Saved data entries
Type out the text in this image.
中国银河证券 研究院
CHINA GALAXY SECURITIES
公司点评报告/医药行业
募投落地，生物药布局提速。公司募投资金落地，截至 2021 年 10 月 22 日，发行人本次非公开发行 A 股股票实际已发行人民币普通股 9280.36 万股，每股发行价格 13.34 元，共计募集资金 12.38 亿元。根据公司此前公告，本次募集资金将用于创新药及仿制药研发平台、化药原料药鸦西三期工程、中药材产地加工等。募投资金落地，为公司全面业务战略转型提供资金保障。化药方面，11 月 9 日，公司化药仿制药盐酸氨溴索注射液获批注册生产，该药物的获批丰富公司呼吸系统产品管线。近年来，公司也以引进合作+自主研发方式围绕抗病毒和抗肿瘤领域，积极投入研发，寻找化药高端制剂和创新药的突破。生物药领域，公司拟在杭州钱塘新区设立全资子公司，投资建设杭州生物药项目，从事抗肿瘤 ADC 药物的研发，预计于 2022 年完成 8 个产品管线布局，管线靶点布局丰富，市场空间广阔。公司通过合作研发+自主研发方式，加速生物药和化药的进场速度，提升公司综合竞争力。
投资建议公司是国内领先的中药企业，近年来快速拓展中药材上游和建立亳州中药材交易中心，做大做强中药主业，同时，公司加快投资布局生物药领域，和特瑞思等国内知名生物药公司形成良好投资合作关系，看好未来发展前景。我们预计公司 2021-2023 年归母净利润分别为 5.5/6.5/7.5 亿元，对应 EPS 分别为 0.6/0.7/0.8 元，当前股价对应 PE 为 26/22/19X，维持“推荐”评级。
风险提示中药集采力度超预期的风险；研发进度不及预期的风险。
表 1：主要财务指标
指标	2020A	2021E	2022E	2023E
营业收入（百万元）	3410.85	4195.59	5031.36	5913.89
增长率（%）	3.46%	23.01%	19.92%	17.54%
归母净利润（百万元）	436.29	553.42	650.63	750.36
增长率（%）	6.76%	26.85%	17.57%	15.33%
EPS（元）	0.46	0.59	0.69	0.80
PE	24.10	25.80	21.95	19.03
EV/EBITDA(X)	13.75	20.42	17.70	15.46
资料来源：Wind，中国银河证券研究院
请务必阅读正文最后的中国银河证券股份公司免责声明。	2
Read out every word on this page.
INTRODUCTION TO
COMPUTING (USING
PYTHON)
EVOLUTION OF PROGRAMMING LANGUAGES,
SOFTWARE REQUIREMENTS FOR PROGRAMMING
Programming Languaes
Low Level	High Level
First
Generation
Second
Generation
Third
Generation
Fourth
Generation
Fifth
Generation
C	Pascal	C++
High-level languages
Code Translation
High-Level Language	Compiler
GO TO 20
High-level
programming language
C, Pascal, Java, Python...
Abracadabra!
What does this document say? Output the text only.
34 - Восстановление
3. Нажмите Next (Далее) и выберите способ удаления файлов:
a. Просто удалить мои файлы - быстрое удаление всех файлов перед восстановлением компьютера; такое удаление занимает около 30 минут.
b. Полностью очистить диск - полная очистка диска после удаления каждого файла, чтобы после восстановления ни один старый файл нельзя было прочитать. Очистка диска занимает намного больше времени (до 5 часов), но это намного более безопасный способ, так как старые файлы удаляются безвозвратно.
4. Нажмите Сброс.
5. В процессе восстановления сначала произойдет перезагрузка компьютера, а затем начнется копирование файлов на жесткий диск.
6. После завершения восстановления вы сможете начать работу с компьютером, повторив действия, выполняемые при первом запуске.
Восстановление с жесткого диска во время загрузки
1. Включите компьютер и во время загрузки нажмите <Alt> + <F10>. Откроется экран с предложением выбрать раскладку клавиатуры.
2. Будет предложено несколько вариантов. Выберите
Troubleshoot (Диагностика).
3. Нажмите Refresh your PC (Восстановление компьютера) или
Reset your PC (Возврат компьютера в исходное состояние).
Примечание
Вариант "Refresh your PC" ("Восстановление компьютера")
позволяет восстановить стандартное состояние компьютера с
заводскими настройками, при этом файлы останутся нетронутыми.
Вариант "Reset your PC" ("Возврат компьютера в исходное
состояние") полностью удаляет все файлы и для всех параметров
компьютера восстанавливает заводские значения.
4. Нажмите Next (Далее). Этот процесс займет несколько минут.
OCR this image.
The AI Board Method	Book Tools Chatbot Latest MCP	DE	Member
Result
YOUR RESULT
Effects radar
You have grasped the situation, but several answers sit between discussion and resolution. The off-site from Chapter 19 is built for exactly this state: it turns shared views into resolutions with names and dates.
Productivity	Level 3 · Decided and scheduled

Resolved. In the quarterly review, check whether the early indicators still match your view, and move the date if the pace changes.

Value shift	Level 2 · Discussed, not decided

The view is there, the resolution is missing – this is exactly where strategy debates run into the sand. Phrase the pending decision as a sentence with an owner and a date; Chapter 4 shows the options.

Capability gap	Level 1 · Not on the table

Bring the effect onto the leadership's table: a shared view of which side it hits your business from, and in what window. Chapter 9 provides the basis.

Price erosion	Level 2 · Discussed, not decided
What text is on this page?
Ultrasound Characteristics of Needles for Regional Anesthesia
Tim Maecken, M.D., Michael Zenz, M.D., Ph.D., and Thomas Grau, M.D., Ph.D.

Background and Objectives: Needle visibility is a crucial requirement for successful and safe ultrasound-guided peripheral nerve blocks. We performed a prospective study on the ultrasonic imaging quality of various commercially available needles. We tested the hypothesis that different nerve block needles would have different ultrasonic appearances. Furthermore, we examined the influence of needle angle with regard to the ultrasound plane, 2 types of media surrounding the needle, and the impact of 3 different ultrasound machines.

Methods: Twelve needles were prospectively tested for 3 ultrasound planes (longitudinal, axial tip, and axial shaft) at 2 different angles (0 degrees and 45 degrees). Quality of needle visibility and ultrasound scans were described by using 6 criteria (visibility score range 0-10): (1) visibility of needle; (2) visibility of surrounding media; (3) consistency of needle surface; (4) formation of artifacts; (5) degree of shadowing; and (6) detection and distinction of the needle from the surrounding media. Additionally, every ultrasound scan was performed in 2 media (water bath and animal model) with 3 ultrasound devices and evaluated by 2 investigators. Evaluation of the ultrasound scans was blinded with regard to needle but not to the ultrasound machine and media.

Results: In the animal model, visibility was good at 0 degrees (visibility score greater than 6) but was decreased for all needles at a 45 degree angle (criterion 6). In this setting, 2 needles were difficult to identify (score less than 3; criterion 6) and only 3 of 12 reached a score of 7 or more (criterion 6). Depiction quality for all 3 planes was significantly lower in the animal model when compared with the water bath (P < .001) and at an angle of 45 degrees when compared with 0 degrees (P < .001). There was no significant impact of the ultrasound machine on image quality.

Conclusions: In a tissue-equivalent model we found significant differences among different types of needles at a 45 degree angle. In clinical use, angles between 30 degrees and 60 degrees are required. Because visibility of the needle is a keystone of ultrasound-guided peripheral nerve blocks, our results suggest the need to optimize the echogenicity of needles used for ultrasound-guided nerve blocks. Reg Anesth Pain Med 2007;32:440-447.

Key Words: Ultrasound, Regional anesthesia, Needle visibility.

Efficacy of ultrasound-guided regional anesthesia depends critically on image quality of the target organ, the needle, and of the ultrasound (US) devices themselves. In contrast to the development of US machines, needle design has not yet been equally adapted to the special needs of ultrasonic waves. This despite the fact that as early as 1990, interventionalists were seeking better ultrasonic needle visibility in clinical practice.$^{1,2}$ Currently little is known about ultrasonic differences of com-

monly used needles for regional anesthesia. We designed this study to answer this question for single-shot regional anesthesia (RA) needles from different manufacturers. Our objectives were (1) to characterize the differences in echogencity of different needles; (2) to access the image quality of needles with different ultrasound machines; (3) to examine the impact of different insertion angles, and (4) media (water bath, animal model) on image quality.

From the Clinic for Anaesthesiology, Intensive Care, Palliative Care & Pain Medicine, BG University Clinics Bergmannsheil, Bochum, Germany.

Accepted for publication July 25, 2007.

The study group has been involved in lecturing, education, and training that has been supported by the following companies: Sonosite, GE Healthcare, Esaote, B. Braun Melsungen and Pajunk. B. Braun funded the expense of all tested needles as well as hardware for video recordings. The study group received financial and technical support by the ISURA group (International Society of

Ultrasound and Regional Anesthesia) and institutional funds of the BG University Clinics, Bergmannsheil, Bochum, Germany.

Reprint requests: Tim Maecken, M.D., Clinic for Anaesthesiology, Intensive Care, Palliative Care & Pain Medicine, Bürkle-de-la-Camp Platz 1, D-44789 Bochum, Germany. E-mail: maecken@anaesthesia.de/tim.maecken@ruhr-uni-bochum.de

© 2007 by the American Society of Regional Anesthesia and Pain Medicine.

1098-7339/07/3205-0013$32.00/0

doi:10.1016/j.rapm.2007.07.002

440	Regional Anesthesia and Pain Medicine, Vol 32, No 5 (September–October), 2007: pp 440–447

EXERCISE AIM: Find the lines of the material that hold the word "восстановления" and report their count alone.

SOLUTION BELOW: 3